Copy all the entries word for word, but omit the pictures.

**EXCERPTED RECORDS**.
• • •

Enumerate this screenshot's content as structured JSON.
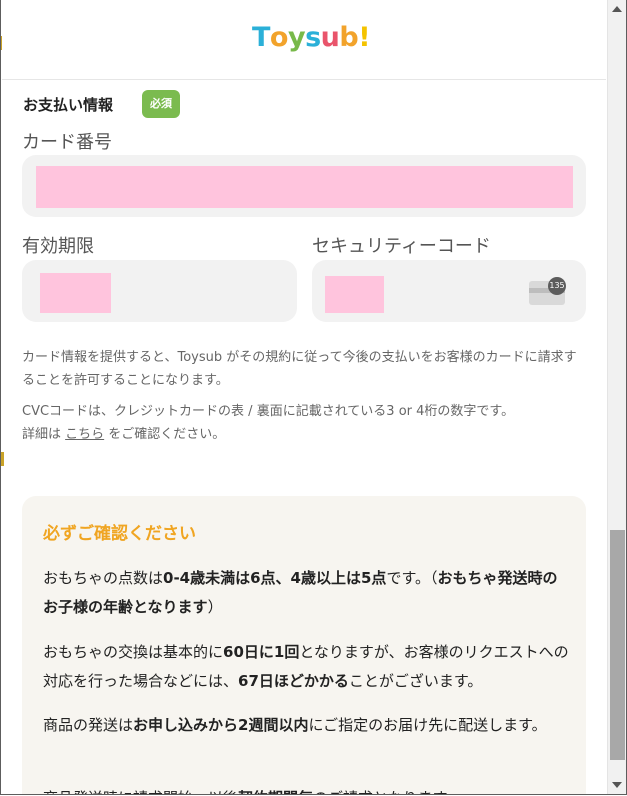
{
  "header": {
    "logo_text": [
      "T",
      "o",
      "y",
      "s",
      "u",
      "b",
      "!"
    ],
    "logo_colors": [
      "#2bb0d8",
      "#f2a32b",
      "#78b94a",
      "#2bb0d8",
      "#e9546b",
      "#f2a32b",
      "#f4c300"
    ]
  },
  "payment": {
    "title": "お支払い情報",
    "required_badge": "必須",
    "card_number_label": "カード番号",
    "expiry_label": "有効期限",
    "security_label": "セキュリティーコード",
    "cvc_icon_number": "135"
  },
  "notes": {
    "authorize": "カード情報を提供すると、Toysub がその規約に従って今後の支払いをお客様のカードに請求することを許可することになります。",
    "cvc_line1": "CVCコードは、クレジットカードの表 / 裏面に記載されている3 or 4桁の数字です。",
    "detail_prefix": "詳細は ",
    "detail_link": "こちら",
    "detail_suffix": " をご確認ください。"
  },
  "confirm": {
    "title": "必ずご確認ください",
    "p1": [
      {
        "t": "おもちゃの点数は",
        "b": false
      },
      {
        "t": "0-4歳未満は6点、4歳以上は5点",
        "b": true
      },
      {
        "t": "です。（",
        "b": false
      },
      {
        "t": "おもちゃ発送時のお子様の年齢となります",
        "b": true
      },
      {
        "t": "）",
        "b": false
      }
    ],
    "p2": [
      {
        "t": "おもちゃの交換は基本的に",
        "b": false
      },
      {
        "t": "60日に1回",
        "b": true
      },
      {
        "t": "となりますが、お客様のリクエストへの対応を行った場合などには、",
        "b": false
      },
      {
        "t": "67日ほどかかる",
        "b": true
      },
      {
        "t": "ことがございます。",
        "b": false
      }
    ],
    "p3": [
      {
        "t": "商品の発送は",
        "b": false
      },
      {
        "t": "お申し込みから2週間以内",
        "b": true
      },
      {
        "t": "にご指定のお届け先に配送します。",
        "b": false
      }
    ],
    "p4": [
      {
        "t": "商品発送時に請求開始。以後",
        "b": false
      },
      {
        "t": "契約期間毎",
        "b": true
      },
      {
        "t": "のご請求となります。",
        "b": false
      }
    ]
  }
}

• • •

**IN RESPONSE**.
Enumerate this screenshot's content as structured JSON.
{
  "header": {
    "logo_text": [
      "T",
      "o",
      "y",
      "s",
      "u",
      "b",
      "!"
    ],
    "logo_colors": [
      "#2bb0d8",
      "#f2a32b",
      "#78b94a",
      "#2bb0d8",
      "#e9546b",
      "#f2a32b",
      "#f4c300"
    ]
  },
  "payment": {
    "title": "お支払い情報",
    "required_badge": "必須",
    "card_number_label": "カード番号",
    "expiry_label": "有効期限",
    "security_label": "セキュリティーコード",
    "cvc_icon_number": "135"
  },
  "notes": {
    "authorize": "カード情報を提供すると、Toysub がその規約に従って今後の支払いをお客様のカードに請求することを許可することになります。",
    "cvc_line1": "CVCコードは、クレジットカードの表 / 裏面に記載されている3 or 4桁の数字です。",
    "detail_prefix": "詳細は ",
    "detail_link": "こちら",
    "detail_suffix": " をご確認ください。"
  },
  "confirm": {
    "title": "必ずご確認ください",
    "p1": [
      {
        "t": "おもちゃの点数は",
        "b": false
      },
      {
        "t": "0-4歳未満は6点、4歳以上は5点",
        "b": true
      },
      {
        "t": "です。（",
        "b": false
      },
      {
        "t": "おもちゃ発送時のお子様の年齢となります",
        "b": true
      },
      {
        "t": "）",
        "b": false
      }
    ],
    "p2": [
      {
        "t": "おもちゃの交換は基本的に",
        "b": false
      },
      {
        "t": "60日に1回",
        "b": true
      },
      {
        "t": "となりますが、お客様のリクエストへの対応を行った場合などには、",
        "b": false
      },
      {
        "t": "67日ほどかかる",
        "b": true
      },
      {
        "t": "ことがございます。",
        "b": false
      }
    ],
    "p3": [
      {
        "t": "商品の発送は",
        "b": false
      },
      {
        "t": "お申し込みから2週間以内",
        "b": true
      },
      {
        "t": "にご指定のお届け先に配送します。",
        "b": false
      }
    ],
    "p4": [
      {
        "t": "商品発送時に請求開始。以後",
        "b": false
      },
      {
        "t": "契約期間毎",
        "b": true
      },
      {
        "t": "のご請求となります。",
        "b": false
      }
    ]
  }
}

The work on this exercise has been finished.